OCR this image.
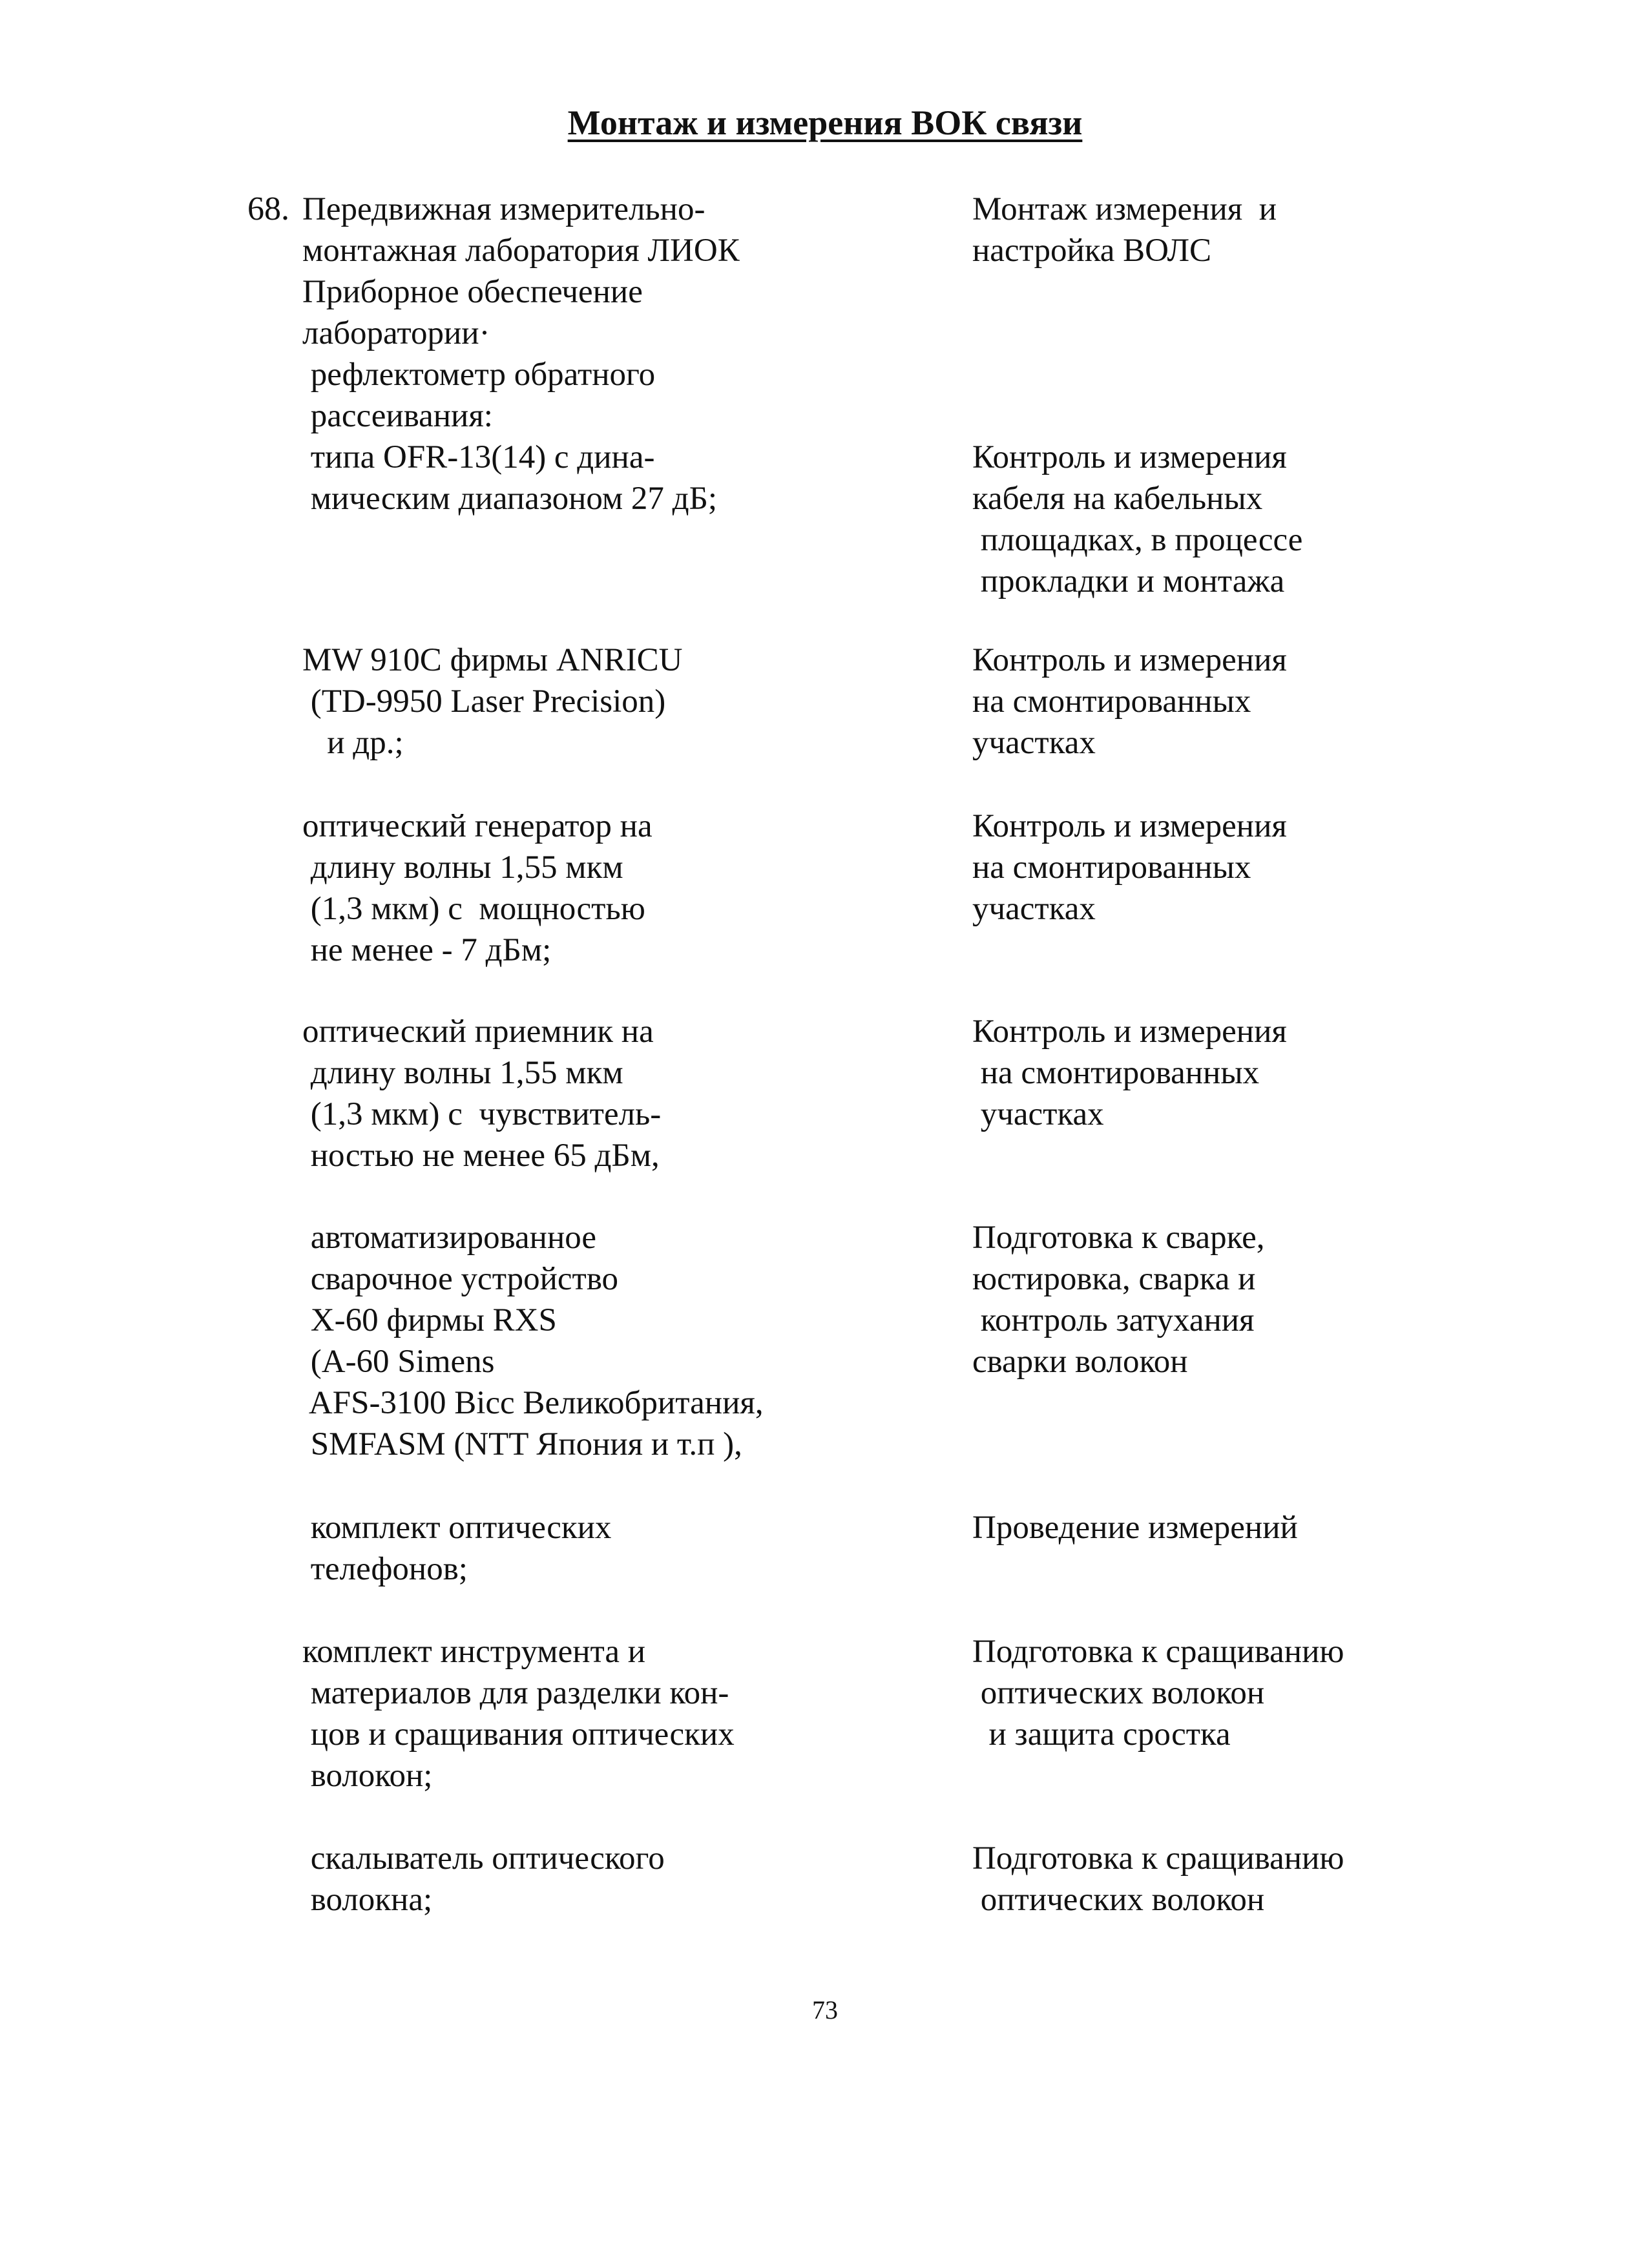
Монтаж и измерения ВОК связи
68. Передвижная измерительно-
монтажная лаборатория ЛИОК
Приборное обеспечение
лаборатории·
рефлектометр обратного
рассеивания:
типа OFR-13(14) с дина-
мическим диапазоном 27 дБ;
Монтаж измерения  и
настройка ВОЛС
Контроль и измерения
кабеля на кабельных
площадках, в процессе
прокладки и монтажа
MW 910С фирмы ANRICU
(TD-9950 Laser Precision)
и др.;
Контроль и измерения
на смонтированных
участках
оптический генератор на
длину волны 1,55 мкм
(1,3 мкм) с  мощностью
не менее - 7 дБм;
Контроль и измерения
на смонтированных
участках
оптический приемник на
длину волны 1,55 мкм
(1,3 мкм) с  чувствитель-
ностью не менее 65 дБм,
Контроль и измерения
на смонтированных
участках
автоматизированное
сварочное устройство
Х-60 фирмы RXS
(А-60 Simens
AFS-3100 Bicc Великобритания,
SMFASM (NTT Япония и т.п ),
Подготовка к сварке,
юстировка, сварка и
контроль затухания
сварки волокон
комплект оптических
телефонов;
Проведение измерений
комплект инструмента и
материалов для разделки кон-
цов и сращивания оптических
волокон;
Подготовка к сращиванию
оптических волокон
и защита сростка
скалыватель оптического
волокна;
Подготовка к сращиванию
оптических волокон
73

--

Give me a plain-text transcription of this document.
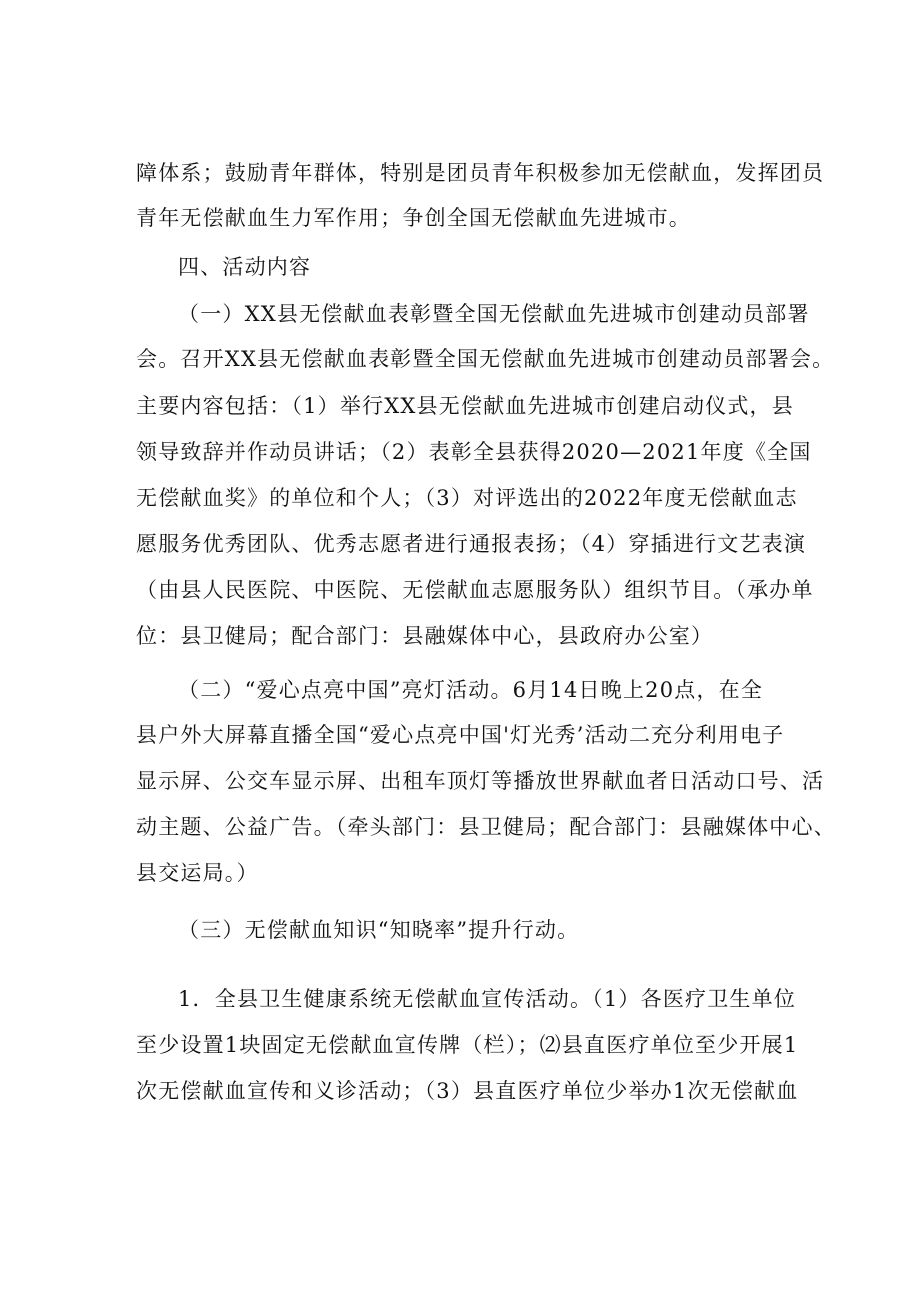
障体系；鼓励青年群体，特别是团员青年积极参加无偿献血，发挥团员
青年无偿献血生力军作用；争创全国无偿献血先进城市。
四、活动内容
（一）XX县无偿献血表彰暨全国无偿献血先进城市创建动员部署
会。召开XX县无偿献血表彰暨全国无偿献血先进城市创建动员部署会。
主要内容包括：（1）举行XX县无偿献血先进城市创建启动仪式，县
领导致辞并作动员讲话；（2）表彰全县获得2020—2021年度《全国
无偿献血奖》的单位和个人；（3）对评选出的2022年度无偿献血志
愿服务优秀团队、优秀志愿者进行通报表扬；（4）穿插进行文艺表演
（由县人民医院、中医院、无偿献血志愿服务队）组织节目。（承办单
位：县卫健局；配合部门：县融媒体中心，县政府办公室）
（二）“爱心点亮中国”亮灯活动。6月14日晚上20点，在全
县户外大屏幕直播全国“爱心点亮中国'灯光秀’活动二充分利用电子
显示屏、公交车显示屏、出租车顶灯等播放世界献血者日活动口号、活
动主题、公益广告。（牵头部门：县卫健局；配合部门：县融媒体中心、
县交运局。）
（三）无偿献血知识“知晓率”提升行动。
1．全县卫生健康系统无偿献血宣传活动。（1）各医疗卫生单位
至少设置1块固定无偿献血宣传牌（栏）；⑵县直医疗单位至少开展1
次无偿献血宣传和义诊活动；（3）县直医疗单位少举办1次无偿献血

Exercise
Exactly how many lines contain "комплект"? State the number and nothing else.

Correct response
2